_Raw records:_
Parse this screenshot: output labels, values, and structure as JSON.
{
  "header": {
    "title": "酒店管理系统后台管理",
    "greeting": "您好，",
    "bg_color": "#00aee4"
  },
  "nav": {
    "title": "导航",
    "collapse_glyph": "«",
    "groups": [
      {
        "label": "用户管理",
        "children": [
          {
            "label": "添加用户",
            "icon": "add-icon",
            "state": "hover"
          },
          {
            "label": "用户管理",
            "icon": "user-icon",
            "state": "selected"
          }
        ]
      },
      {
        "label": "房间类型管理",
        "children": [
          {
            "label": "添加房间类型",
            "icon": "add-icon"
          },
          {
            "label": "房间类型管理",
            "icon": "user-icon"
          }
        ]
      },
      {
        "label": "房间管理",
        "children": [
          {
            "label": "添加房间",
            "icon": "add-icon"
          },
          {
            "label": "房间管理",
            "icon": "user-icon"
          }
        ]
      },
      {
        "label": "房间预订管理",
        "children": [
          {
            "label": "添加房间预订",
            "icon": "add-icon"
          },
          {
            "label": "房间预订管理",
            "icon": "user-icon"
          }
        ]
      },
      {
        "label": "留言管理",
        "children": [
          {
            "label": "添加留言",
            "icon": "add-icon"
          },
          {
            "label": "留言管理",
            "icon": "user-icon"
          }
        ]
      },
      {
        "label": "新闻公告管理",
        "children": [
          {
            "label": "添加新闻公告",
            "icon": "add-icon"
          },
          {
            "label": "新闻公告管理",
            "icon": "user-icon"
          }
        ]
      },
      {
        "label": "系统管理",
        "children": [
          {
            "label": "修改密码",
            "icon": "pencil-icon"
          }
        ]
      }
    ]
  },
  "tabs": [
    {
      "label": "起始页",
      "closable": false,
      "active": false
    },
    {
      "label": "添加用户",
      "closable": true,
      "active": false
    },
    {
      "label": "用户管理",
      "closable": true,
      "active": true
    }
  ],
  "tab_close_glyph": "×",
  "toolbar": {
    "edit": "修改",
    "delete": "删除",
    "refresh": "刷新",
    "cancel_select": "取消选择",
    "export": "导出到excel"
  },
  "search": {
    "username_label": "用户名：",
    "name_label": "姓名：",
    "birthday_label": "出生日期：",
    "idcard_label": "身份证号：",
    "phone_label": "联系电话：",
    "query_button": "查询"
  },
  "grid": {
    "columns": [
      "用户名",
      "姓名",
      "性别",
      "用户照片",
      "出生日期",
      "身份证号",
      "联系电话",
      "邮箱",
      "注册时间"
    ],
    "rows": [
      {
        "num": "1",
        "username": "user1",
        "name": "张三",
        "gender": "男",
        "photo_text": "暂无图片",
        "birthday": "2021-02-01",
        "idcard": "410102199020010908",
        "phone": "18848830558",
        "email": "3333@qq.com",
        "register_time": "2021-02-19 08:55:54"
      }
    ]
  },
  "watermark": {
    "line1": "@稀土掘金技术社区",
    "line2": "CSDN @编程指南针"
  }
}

_Exercise:_ Each entry must be reproduced verbatim.

_Reply:_
Parse this screenshot: output labels, values, and structure as JSON.
{
  "header": {
    "title": "酒店管理系统后台管理",
    "greeting": "您好，",
    "bg_color": "#00aee4"
  },
  "nav": {
    "title": "导航",
    "collapse_glyph": "«",
    "groups": [
      {
        "label": "用户管理",
        "children": [
          {
            "label": "添加用户",
            "icon": "add-icon",
            "state": "hover"
          },
          {
            "label": "用户管理",
            "icon": "user-icon",
            "state": "selected"
          }
        ]
      },
      {
        "label": "房间类型管理",
        "children": [
          {
            "label": "添加房间类型",
            "icon": "add-icon"
          },
          {
            "label": "房间类型管理",
            "icon": "user-icon"
          }
        ]
      },
      {
        "label": "房间管理",
        "children": [
          {
            "label": "添加房间",
            "icon": "add-icon"
          },
          {
            "label": "房间管理",
            "icon": "user-icon"
          }
        ]
      },
      {
        "label": "房间预订管理",
        "children": [
          {
            "label": "添加房间预订",
            "icon": "add-icon"
          },
          {
            "label": "房间预订管理",
            "icon": "user-icon"
          }
        ]
      },
      {
        "label": "留言管理",
        "children": [
          {
            "label": "添加留言",
            "icon": "add-icon"
          },
          {
            "label": "留言管理",
            "icon": "user-icon"
          }
        ]
      },
      {
        "label": "新闻公告管理",
        "children": [
          {
            "label": "添加新闻公告",
            "icon": "add-icon"
          },
          {
            "label": "新闻公告管理",
            "icon": "user-icon"
          }
        ]
      },
      {
        "label": "系统管理",
        "children": [
          {
            "label": "修改密码",
            "icon": "pencil-icon"
          }
        ]
      }
    ]
  },
  "tabs": [
    {
      "label": "起始页",
      "closable": false,
      "active": false
    },
    {
      "label": "添加用户",
      "closable": true,
      "active": false
    },
    {
      "label": "用户管理",
      "closable": true,
      "active": true
    }
  ],
  "tab_close_glyph": "×",
  "toolbar": {
    "edit": "修改",
    "delete": "删除",
    "refresh": "刷新",
    "cancel_select": "取消选择",
    "export": "导出到excel"
  },
  "search": {
    "username_label": "用户名：",
    "name_label": "姓名：",
    "birthday_label": "出生日期：",
    "idcard_label": "身份证号：",
    "phone_label": "联系电话：",
    "query_button": "查询"
  },
  "grid": {
    "columns": [
      "用户名",
      "姓名",
      "性别",
      "用户照片",
      "出生日期",
      "身份证号",
      "联系电话",
      "邮箱",
      "注册时间"
    ],
    "rows": [
      {
        "num": "1",
        "username": "user1",
        "name": "张三",
        "gender": "男",
        "photo_text": "暂无图片",
        "birthday": "2021-02-01",
        "idcard": "410102199020010908",
        "phone": "18848830558",
        "email": "3333@qq.com",
        "register_time": "2021-02-19 08:55:54"
      }
    ]
  },
  "watermark": {
    "line1": "@稀土掘金技术社区",
    "line2": "CSDN @编程指南针"
  }
}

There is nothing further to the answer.